┌─ Dataset rows
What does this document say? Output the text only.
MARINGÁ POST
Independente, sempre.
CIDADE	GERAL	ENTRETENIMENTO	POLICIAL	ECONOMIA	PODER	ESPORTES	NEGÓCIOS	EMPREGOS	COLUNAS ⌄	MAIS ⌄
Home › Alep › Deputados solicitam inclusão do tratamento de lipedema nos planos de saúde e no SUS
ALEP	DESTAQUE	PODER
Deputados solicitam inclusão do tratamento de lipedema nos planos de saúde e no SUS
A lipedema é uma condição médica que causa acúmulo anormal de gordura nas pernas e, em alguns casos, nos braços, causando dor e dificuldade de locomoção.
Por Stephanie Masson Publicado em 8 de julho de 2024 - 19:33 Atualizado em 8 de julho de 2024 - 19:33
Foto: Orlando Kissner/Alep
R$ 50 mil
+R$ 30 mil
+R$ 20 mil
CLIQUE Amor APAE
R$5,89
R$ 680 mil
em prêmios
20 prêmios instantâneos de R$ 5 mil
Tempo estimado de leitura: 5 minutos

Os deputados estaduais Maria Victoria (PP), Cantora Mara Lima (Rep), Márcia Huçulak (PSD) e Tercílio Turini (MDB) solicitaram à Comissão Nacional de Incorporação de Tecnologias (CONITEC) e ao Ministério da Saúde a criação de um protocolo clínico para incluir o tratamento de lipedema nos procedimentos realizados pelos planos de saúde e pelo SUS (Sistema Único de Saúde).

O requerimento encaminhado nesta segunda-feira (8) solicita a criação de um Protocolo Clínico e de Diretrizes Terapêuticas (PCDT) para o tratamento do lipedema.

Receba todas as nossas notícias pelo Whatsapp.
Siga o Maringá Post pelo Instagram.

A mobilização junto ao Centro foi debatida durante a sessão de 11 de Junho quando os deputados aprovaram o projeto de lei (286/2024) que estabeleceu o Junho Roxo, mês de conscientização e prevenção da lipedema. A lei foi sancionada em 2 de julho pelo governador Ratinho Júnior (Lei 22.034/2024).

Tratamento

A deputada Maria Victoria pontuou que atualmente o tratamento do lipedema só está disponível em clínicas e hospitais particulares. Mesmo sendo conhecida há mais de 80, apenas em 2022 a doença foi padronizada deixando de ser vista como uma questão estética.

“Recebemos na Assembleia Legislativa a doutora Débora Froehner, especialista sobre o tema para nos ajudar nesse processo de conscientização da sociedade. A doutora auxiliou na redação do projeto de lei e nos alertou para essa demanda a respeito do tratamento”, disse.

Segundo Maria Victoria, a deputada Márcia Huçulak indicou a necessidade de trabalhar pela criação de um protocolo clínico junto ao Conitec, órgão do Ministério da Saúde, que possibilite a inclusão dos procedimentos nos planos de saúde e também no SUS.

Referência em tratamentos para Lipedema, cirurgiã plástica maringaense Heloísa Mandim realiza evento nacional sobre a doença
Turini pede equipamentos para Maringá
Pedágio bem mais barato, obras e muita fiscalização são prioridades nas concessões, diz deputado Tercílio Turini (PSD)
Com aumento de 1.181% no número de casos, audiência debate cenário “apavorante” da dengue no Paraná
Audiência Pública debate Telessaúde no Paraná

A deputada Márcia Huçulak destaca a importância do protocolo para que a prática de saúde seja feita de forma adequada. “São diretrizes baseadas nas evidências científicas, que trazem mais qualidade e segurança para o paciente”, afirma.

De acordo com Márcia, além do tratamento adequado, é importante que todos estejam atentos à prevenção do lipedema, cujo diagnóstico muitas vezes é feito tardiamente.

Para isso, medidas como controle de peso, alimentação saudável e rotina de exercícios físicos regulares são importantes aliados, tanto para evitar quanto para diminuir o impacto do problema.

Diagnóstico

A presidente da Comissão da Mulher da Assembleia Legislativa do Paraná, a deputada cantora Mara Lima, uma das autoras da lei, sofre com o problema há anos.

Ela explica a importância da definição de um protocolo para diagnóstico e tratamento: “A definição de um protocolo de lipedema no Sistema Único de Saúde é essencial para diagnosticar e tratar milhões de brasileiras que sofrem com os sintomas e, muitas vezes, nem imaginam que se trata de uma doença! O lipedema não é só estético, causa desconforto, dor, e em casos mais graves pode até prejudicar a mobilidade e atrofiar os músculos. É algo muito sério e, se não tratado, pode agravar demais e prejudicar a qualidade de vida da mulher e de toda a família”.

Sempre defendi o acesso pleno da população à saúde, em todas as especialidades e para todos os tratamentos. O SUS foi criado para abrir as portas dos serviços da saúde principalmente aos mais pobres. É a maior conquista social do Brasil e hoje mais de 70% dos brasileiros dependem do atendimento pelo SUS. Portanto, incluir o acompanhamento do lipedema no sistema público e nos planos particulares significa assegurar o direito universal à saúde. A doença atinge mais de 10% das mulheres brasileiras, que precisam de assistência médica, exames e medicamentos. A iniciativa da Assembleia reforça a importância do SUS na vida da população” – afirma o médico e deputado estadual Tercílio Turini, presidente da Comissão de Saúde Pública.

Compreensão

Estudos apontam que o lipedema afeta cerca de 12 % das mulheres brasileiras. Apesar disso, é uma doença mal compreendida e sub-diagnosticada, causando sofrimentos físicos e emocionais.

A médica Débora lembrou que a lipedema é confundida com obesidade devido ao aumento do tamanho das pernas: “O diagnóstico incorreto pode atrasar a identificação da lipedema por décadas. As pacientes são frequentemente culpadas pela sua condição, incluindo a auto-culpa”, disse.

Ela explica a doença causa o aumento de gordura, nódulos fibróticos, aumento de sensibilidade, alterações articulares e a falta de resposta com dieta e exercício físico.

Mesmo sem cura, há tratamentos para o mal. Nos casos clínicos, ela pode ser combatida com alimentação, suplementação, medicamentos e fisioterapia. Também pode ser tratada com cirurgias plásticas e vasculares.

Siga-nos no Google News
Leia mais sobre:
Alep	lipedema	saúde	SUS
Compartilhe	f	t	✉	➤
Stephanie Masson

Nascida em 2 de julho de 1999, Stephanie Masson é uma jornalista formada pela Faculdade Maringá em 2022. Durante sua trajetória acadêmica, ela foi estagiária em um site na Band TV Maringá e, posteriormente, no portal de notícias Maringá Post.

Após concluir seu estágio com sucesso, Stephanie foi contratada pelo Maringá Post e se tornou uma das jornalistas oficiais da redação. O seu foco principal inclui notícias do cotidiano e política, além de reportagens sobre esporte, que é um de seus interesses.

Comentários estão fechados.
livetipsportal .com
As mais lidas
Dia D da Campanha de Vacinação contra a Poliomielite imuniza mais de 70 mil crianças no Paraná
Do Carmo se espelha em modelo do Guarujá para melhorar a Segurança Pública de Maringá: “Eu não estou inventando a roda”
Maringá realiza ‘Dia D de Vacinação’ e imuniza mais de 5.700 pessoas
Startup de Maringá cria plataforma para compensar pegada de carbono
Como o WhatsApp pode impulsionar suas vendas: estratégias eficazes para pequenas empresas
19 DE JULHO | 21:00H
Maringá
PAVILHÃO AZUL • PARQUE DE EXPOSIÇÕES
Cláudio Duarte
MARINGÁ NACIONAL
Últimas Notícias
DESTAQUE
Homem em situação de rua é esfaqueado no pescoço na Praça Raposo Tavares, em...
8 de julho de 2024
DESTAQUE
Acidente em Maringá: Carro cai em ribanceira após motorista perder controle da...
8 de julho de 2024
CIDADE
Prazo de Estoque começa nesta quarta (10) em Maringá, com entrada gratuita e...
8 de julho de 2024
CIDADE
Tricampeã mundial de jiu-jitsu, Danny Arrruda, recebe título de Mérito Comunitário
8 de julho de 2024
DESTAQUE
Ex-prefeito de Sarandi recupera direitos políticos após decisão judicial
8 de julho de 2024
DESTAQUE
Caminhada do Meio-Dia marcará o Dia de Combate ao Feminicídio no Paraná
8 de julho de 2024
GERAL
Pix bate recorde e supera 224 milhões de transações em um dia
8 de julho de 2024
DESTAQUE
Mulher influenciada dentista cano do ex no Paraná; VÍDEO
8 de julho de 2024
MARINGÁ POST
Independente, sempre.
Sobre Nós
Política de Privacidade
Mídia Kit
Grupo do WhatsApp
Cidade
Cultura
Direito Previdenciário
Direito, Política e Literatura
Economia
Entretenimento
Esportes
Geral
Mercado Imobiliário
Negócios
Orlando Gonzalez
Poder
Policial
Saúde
└─
Direction:
Search the entries for the word "Siga", then list each line that holds it.

Result for this exercise:
Siga o Maringá Post pelo Instagram.
Siga-nos no Google News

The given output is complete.